◆ Exercise ◆
In the magazine article on Bob Dole's 1996 convention speech, by how much would Dole's economic plan cut an average family's taxes?

◆ Document excerpt ◆
· · · · ·

Monday, Aug. 26, 1996

A SPOONFUL OF SUGAR HELPS THE MEDICINE GO DOWN

By NANCY GIBBS; MICHAEL DUFFY/SAN DIEGO

It was no accident that Travis Tritt sang, in the convention's closing hymn, "I wish I could turn the clock back/to the way my daddy said it was before." Nor that the most powerful moment of Bob Dole's acceptance speech came when he invoked the honor of the father he loved, standing all the way on the train from Kansas to Michigan to visit the son he thought was dying in the hospital. For months the campaign has been played as a custody fight--who would be the better father of our country; whom would you trust, Clinton or Dole, to leave your children with; who is better equipped to help raise our kids, send them off to school in their uniforms, turn off the trash on TV, get them home safely before dark. And as Dole set out to define himself to the American people, he staked his claim to be head of the household: baby boomers may think a father should be a friend to his children; Bob Dole says he should be a model for them.

And so on Thursday night he looked the American people in the eye and in a stern, commanding speech told them that unless they shaped up and stopped failing key moral "tests," unless they substituted what is hard and right for what is easy and fun, the nation's best days were past. The mere act of voting for him, suggested Dole, would be morally renewing because he was asking them to make hard choices: courage over comfort, honor over wealth. Whether or not the polls bounce and the mood changes, Dole tried to frame the election as a choice: I am older, wiser, firmer and better, while my opponent--so flush with easy promises--is younger, weaker, bad for you.

But maybe Dole knew, maybe the polls and the consultants persuaded him, that this was too bitter a message to offer unsweetened. The children had become too spoiled to listen. That fact turned his speech, and the $74 million campaign that is about to unfold, into a study in paradox. In Verse 32, he told voters they had been insulted four years ago when they were told that material wealth was the only thing that mattered, as in "the economy, stupid." But by Verse 43, Dole was putting money on the table himself. If necessary, this father will pay his children to be good. And if necessary, he will risk using his grandchildren's money to do it.

It was at once a challenge and a bribe. For at the center of Dole's campaign for the next two months will be the economic plan that would cut an average family's taxes by $1,400. Having spent the past two years spilling blood over what spending would have to be cut to help balance the budget and having spent his political life arguing that work has to come before play, Dole spun around and embraced Jack Kemp and his supply-side optimism for reasons more tactical than spiritual. He may still not believe it will work, but he can believe it will help him win. Trent Lott, the Mississippian who replaced Dole as Senate majority leader, was shocked, although happily, saying, "I would'na bet 50' a week ago that it'd be going the way it's going."

· · · · ·

◆ Data for review ◆
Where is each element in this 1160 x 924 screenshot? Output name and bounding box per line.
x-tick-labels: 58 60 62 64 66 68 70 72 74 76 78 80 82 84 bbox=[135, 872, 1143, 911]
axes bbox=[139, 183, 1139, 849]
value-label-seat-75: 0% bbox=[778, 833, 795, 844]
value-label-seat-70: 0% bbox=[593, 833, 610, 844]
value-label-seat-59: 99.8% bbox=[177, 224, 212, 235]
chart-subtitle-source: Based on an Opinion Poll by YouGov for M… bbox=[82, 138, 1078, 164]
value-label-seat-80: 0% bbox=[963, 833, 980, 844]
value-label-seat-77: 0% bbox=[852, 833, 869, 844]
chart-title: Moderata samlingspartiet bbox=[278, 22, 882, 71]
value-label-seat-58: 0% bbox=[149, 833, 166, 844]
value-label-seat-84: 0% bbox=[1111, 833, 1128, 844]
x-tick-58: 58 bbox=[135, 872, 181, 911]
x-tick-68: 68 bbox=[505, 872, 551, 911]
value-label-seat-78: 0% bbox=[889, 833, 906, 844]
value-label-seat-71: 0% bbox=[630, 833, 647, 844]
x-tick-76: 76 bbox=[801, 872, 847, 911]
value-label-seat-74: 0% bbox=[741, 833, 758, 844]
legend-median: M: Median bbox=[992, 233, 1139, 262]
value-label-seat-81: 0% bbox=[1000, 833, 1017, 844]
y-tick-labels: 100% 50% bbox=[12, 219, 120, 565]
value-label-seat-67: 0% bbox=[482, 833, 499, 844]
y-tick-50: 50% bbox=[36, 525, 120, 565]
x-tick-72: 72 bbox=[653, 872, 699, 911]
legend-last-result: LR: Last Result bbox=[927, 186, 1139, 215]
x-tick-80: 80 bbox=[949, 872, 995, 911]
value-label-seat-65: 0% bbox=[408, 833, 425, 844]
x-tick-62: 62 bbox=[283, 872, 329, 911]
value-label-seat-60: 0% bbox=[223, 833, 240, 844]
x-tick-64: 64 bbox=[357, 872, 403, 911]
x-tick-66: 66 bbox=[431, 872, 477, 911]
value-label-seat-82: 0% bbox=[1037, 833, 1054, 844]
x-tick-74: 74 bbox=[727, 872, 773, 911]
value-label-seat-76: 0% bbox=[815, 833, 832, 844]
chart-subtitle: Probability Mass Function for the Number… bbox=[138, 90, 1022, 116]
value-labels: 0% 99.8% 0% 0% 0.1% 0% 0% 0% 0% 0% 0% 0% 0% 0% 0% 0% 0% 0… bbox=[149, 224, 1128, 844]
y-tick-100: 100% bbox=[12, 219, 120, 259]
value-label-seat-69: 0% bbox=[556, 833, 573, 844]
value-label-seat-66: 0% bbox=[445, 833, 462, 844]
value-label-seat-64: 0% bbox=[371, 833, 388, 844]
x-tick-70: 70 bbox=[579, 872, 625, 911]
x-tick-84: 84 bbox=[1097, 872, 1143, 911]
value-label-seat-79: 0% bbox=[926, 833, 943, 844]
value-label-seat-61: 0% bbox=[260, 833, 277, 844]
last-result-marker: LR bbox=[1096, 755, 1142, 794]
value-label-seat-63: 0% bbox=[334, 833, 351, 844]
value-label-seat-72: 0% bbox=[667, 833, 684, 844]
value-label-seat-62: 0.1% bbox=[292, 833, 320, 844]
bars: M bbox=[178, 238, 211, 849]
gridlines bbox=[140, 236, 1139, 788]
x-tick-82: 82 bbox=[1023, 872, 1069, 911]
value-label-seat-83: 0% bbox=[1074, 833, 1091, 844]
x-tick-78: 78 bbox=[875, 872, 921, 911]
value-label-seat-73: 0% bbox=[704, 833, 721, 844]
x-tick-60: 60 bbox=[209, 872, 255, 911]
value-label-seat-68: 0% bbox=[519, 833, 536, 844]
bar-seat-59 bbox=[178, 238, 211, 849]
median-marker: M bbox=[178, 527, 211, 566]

· · · · ·

◆ Task result ◆
$1,400